■ What to produce: Tell how many lines contain the word "Li₇Ti₅O₁₂". Reply with the number only.
--- START ---
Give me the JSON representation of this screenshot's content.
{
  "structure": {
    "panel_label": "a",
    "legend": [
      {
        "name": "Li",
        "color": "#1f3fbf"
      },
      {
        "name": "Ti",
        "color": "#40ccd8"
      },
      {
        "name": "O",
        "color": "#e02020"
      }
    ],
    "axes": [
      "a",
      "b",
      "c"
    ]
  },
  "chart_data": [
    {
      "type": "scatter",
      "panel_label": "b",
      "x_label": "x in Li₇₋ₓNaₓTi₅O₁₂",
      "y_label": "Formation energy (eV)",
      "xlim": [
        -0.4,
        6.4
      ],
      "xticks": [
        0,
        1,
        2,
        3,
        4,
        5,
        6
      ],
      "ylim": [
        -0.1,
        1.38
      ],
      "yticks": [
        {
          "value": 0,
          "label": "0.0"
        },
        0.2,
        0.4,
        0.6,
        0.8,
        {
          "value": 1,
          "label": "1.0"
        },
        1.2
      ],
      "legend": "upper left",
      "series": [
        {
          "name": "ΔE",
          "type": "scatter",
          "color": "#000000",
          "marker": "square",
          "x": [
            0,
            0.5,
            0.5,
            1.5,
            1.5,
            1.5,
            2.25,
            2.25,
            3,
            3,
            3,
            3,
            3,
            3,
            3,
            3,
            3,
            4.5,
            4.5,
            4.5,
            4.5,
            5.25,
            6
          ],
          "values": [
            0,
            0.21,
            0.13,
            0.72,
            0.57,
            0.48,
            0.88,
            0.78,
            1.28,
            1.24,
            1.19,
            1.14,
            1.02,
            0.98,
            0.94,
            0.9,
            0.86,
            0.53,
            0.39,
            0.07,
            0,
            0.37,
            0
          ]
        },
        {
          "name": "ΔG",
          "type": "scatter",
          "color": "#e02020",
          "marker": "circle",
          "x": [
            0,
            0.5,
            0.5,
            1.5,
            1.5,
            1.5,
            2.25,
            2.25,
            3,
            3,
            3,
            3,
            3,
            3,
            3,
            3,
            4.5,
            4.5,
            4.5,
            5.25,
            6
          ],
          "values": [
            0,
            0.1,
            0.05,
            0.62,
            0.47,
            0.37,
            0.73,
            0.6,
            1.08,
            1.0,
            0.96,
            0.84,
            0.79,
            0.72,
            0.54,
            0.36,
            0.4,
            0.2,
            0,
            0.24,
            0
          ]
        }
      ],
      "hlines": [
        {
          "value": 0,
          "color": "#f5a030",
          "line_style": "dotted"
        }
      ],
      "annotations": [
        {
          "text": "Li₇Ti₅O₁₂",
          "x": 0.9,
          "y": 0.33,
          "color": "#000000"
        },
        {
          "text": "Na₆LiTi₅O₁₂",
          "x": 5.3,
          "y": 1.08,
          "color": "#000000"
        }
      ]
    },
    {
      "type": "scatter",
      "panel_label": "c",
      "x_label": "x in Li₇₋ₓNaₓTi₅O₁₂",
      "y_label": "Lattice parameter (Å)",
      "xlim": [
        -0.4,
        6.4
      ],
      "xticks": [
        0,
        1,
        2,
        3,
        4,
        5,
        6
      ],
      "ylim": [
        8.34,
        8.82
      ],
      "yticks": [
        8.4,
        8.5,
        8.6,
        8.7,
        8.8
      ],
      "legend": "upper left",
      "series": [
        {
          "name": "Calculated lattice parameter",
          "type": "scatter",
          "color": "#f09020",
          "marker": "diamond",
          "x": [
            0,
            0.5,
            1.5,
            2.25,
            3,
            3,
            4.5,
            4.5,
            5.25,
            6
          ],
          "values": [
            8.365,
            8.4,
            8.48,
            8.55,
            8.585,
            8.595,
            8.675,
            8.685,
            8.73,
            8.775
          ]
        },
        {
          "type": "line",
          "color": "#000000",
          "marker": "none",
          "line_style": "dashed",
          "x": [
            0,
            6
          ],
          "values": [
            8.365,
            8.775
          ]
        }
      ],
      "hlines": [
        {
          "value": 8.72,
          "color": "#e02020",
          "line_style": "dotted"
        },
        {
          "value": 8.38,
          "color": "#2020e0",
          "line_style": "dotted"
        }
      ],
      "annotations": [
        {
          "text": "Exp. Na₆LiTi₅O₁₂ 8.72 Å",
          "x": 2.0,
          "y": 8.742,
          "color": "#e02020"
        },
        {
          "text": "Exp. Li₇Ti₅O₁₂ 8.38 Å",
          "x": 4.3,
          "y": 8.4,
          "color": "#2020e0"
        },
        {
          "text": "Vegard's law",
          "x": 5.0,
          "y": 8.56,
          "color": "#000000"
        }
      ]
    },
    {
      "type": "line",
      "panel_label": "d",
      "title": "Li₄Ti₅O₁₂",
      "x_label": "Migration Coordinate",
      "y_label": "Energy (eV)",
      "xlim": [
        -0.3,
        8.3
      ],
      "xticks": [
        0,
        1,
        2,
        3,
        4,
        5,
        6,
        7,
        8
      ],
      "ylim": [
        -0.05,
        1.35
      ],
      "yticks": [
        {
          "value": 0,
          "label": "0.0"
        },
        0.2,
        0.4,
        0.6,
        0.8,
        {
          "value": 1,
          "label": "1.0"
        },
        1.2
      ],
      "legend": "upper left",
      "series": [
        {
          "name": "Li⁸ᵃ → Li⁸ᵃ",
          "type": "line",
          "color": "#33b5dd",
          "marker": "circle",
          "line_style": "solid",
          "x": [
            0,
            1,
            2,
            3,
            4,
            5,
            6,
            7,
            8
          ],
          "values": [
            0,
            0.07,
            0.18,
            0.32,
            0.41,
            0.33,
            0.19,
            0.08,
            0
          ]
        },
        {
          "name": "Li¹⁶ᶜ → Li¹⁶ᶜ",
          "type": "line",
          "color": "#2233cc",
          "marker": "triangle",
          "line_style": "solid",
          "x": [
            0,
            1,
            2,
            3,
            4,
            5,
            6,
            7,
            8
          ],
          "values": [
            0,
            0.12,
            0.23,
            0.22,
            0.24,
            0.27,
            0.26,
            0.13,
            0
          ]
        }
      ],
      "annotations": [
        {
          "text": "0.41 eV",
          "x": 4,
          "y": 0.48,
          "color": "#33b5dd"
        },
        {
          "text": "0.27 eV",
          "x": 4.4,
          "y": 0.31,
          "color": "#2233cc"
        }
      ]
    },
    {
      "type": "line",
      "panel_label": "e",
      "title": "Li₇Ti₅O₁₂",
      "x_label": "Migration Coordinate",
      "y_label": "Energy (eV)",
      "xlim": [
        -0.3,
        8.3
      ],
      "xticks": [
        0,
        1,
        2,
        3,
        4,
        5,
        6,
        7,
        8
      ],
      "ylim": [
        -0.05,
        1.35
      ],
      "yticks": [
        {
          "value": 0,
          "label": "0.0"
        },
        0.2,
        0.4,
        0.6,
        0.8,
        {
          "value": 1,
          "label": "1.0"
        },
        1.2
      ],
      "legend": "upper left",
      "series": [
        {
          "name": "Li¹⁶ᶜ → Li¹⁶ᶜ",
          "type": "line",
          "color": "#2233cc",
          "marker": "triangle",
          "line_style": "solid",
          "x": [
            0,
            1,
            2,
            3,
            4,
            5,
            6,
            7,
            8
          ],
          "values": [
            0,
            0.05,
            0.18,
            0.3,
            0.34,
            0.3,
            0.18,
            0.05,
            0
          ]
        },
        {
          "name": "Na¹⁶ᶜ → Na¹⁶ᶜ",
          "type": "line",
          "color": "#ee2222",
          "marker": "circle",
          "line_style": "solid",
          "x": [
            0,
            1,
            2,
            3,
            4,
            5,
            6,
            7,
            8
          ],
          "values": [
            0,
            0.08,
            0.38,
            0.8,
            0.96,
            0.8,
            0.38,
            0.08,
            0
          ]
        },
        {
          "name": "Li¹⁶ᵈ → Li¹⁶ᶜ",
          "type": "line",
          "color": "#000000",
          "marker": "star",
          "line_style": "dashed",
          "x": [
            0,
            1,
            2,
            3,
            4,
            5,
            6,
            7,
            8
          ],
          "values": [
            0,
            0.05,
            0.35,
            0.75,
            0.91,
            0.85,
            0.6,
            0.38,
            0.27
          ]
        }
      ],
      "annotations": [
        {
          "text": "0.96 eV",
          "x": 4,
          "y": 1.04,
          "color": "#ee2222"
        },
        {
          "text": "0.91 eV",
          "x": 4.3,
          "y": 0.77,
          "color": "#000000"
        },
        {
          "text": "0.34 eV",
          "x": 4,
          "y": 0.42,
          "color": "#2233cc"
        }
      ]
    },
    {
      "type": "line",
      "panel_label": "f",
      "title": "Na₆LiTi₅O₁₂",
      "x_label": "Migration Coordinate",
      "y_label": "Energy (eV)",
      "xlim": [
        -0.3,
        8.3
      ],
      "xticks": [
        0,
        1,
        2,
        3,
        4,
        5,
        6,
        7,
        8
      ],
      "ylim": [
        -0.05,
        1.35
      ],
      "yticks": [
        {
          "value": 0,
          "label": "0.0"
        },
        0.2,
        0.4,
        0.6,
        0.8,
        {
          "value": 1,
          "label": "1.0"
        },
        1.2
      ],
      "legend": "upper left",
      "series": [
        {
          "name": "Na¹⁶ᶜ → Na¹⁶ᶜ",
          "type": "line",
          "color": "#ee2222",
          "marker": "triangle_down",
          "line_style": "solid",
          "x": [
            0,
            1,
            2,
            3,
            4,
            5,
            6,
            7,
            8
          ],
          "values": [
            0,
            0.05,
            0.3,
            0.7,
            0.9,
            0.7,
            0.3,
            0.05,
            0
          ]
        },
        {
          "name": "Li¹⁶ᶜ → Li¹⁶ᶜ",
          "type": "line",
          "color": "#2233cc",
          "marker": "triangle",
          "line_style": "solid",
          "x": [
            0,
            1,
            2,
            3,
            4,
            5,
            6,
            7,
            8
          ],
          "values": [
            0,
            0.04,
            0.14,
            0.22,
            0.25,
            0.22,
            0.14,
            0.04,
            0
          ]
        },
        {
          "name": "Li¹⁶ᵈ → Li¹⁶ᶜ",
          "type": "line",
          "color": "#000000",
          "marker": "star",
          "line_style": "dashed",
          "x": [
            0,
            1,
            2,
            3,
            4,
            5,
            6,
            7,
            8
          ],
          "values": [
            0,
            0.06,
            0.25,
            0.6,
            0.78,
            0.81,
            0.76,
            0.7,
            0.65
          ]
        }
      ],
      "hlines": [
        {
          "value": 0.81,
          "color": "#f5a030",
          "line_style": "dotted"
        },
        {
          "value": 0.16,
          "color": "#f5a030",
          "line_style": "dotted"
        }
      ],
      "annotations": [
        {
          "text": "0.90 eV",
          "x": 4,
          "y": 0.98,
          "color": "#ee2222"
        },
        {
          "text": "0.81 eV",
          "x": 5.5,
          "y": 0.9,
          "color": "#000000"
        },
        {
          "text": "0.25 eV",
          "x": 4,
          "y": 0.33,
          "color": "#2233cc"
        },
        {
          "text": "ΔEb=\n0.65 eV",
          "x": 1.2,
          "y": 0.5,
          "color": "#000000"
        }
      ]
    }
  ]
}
--- END ---
■ Response: 3